── Stored records

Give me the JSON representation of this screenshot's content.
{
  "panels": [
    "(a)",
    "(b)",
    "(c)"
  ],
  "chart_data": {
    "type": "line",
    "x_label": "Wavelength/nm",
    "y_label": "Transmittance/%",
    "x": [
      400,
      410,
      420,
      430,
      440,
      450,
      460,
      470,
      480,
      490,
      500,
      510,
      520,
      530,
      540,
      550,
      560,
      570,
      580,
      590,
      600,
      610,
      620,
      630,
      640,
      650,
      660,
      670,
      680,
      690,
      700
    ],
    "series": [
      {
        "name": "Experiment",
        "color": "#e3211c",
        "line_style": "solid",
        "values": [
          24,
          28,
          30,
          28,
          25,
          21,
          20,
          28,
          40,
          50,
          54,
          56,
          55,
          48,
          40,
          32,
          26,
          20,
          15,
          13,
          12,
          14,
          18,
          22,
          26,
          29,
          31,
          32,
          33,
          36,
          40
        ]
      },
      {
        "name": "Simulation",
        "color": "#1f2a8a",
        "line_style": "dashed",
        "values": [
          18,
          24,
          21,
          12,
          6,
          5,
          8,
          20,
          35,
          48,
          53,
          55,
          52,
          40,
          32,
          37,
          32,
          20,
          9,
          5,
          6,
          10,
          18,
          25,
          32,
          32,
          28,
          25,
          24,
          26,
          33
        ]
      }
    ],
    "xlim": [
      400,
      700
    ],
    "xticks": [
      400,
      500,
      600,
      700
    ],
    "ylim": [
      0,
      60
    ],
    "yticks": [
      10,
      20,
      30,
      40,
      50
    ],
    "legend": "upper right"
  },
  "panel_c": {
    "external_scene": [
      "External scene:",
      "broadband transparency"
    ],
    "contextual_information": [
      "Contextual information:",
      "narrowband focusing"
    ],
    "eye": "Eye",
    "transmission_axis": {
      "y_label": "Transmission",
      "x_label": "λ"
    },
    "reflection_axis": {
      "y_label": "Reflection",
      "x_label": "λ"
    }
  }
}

────

Stated exercise => Transcribe each entry precisely, missing none.

Correct output =>
Give me the JSON representation of this screenshot's content.
{
  "panels": [
    "(a)",
    "(b)",
    "(c)"
  ],
  "chart_data": {
    "type": "line",
    "x_label": "Wavelength/nm",
    "y_label": "Transmittance/%",
    "x": [
      400,
      410,
      420,
      430,
      440,
      450,
      460,
      470,
      480,
      490,
      500,
      510,
      520,
      530,
      540,
      550,
      560,
      570,
      580,
      590,
      600,
      610,
      620,
      630,
      640,
      650,
      660,
      670,
      680,
      690,
      700
    ],
    "series": [
      {
        "name": "Experiment",
        "color": "#e3211c",
        "line_style": "solid",
        "values": [
          24,
          28,
          30,
          28,
          25,
          21,
          20,
          28,
          40,
          50,
          54,
          56,
          55,
          48,
          40,
          32,
          26,
          20,
          15,
          13,
          12,
          14,
          18,
          22,
          26,
          29,
          31,
          32,
          33,
          36,
          40
        ]
      },
      {
        "name": "Simulation",
        "color": "#1f2a8a",
        "line_style": "dashed",
        "values": [
          18,
          24,
          21,
          12,
          6,
          5,
          8,
          20,
          35,
          48,
          53,
          55,
          52,
          40,
          32,
          37,
          32,
          20,
          9,
          5,
          6,
          10,
          18,
          25,
          32,
          32,
          28,
          25,
          24,
          26,
          33
        ]
      }
    ],
    "xlim": [
      400,
      700
    ],
    "xticks": [
      400,
      500,
      600,
      700
    ],
    "ylim": [
      0,
      60
    ],
    "yticks": [
      10,
      20,
      30,
      40,
      50
    ],
    "legend": "upper right"
  },
  "panel_c": {
    "external_scene": [
      "External scene:",
      "broadband transparency"
    ],
    "contextual_information": [
      "Contextual information:",
      "narrowband focusing"
    ],
    "eye": "Eye",
    "transmission_axis": {
      "y_label": "Transmission",
      "x_label": "λ"
    },
    "reflection_axis": {
      "y_label": "Reflection",
      "x_label": "λ"
    }
  }
}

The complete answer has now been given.